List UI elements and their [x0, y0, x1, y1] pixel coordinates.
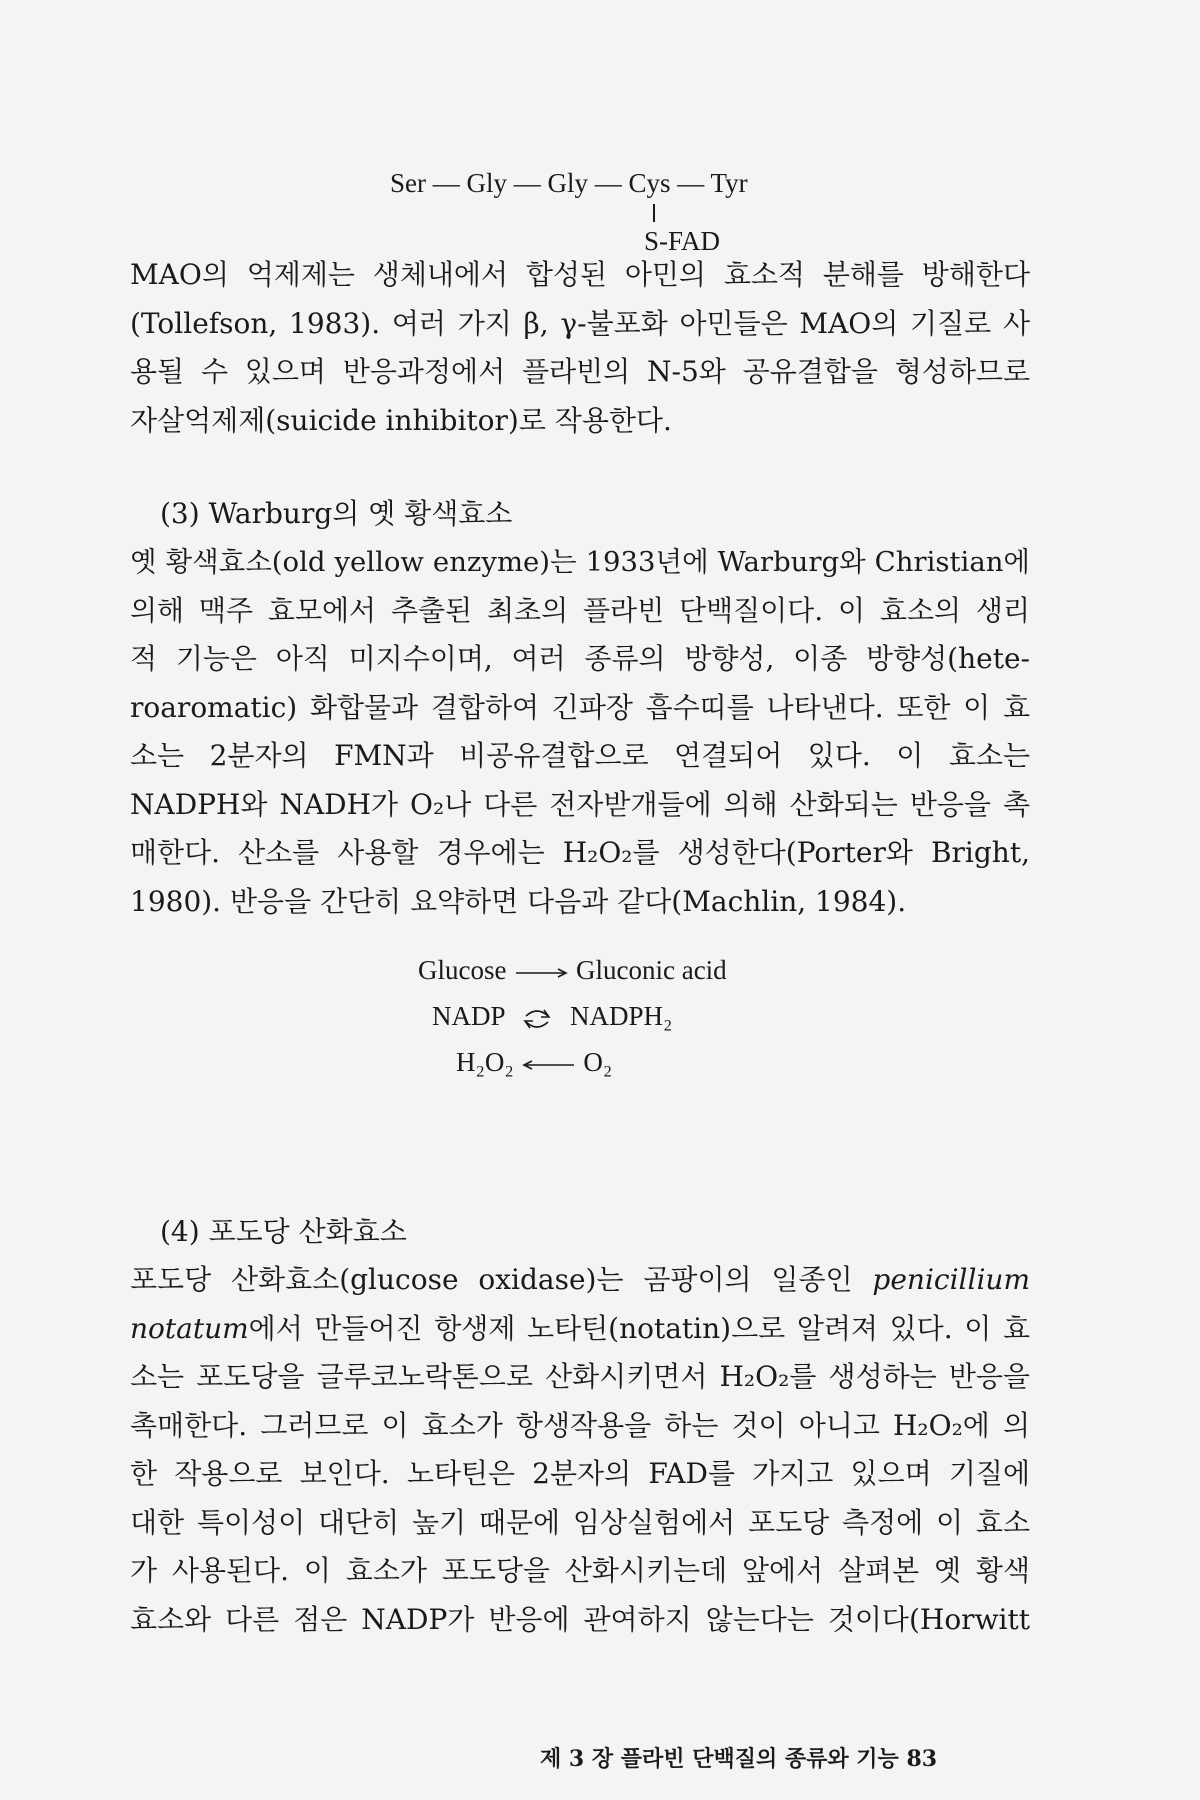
text-line: NADPH와 NADH가 O₂나 다른 전자받개들에 의해 산화되는 반응을 촉: [130, 787, 1030, 821]
text-line: 효소와 다른 점은 NADP가 반응에 관여하지 않는다는 것이다(Horwitt: [130, 1602, 1030, 1636]
text-line: 한 작용으로 보인다. 노타틴은 2분자의 FAD를 가지고 있으며 기질에: [130, 1457, 1030, 1490]
peptide-chain: Ser — Gly — Gly — Cys — Tyr: [390, 168, 748, 198]
product-h2o2: H₂O₂: [456, 1047, 514, 1077]
reaction-row-glucose: [418, 955, 727, 986]
text-line: 가 사용된다. 이 효소가 포도당을 산화시키는데 앞에서 살펴본 옛 황색: [130, 1554, 1030, 1587]
paragraph-glucose-oxidase: [130, 1256, 1030, 1644]
text-line: 적 기능은 아직 미지수이며, 여러 종류의 방향성, 이종 방향성(hete-: [130, 642, 1030, 675]
text-segment: 에서 만들어진 항생제 노타틴(notatin)으로 알려져 있다. 이 효: [248, 1311, 1030, 1345]
section-heading-4: (4) 포도당 산화효소: [160, 1215, 407, 1248]
text-line: MAO의 억제제는 생체내에서 합성된 아민의 효소적 분해를 방해한다: [130, 258, 1030, 291]
text-line: 소는 포도당을 글루코노락톤으로 산화시키면서 H₂O₂를 생성하는 반응을: [130, 1360, 1030, 1393]
peptide-scheme: [390, 168, 748, 256]
text-line: [130, 1256, 1030, 1305]
text-line: 1980). 반응을 간단히 요약하면 다음과 같다(Machlin, 1984).: [130, 884, 907, 918]
cys-bond-line: [653, 204, 655, 222]
text-line: 촉매한다. 그러므로 이 효소가 항생작용을 하는 것이 아니고 H₂O₂에 의: [130, 1408, 1030, 1442]
text-line: 자살억제제(suicide inhibitor)로 작용한다.: [130, 403, 672, 437]
species-name-italic: penicillium: [872, 1263, 1030, 1296]
cofactor-nadp: NADP: [432, 1001, 505, 1031]
species-name-italic: notatum: [130, 1311, 249, 1345]
reactant-glucose: Glucose: [418, 955, 507, 985]
text-line: 매한다. 산소를 사용할 경우에는 H₂O₂를 생성한다(Porter와 Bright,: [130, 836, 1030, 869]
paragraph-mao: [130, 251, 1030, 445]
cofactor-nadph2: NADPH₂: [570, 1001, 673, 1031]
reactant-o2: O₂: [583, 1047, 613, 1077]
text-line: 옛 황색효소(old yellow enzyme)는 1933년에 Warburg와 Christian에: [130, 546, 1030, 578]
arrow-left-icon: [521, 1058, 577, 1072]
reaction-row-nadp: [432, 1001, 672, 1034]
text-line: 소는 2분자의 FMN과 비공유결합으로 연결되어 있다. 이 효소는: [130, 739, 1030, 772]
peptide-substituent: S-FAD: [644, 226, 721, 256]
text-segment: 포도당 산화효소(glucose oxidase)는 곰팡이의 일종인: [130, 1263, 873, 1296]
text-line: 대한 특이성이 대단히 높기 때문에 임상실험에서 포도당 측정에 이 효소: [130, 1505, 1030, 1539]
section-heading-3: (3) Warburg의 옛 황색효소: [160, 497, 513, 530]
text-line: [130, 1305, 1030, 1354]
arrow-right-icon: [513, 966, 569, 980]
cycle-arrows-icon: [511, 1004, 563, 1034]
paragraph-old-yellow-enzyme: [130, 538, 1030, 926]
text-line: roaromatic) 화합물과 결합하여 긴파장 흡수띠를 나타낸다. 또한 이 효: [130, 690, 1030, 724]
text-line: 의해 맥주 효모에서 추출된 최초의 플라빈 단백질이다. 이 효소의 생리: [130, 593, 1030, 627]
text-line: 용될 수 있으며 반응과정에서 플라빈의 N-5와 공유결합을 형성하므로: [130, 355, 1030, 388]
product-gluconic-acid: Gluconic acid: [575, 955, 727, 985]
page-footer: 제 3 장 플라빈 단백질의 종류와 기능 83: [540, 1746, 938, 1772]
reaction-row-h2o2: [456, 1047, 612, 1078]
text-line: (Tollefson, 1983). 여러 가지 β, γ-불포화 아민들은 MAO의 기질로 사: [130, 306, 1030, 340]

────────

▶ Task
The answer must be every line from the entries above that holds the string "segment".

▶ Solution to this task
text-segment: 에서 만들어진 항생제 노타틴(notatin)으로 알려져 있다. 이 효: [248, 1311, 1030, 1345]
text-segment: 포도당 산화효소(glucose oxidase)는 곰팡이의 일종인: [130, 1263, 873, 1296]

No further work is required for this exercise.